* WHAT TO PRODUCE
Copy out every line that contains "List".

==================================================

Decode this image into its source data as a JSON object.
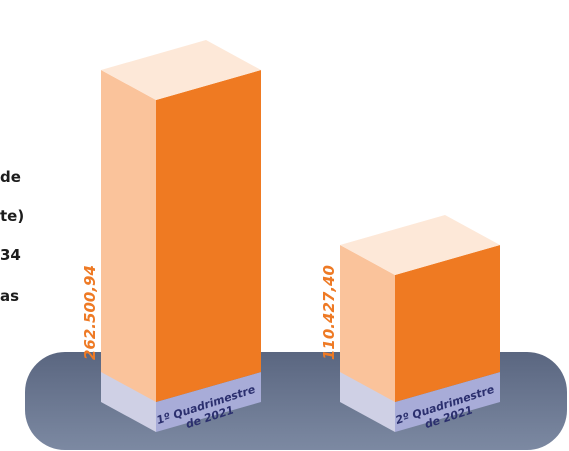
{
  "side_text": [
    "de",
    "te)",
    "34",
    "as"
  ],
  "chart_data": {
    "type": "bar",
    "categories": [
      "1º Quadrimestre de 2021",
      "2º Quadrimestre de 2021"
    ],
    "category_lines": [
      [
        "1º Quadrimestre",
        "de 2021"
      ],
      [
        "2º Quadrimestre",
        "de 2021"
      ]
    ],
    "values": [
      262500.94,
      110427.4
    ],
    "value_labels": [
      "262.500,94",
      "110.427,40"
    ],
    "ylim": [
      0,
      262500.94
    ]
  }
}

==================================================

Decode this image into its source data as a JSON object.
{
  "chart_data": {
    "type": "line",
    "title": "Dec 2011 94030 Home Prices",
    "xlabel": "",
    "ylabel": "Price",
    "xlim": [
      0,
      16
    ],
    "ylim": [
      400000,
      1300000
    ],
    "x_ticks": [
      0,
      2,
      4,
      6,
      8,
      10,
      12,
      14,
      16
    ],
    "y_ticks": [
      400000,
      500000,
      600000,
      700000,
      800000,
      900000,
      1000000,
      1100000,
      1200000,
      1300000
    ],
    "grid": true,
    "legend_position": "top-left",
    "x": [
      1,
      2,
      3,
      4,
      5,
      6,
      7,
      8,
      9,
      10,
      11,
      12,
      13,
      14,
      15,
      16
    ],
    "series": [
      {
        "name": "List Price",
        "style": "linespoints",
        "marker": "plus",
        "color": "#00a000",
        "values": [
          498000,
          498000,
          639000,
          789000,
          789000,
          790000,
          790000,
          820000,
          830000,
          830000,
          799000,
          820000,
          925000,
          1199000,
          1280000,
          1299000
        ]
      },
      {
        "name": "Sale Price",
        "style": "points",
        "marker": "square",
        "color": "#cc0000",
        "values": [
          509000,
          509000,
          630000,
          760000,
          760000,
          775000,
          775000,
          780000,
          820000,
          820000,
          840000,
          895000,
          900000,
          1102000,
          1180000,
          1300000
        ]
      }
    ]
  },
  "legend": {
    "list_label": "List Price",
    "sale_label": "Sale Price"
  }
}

==================================================

* EXERCISE RESULT
        "name": "List Price",
    "list_label": "List Price",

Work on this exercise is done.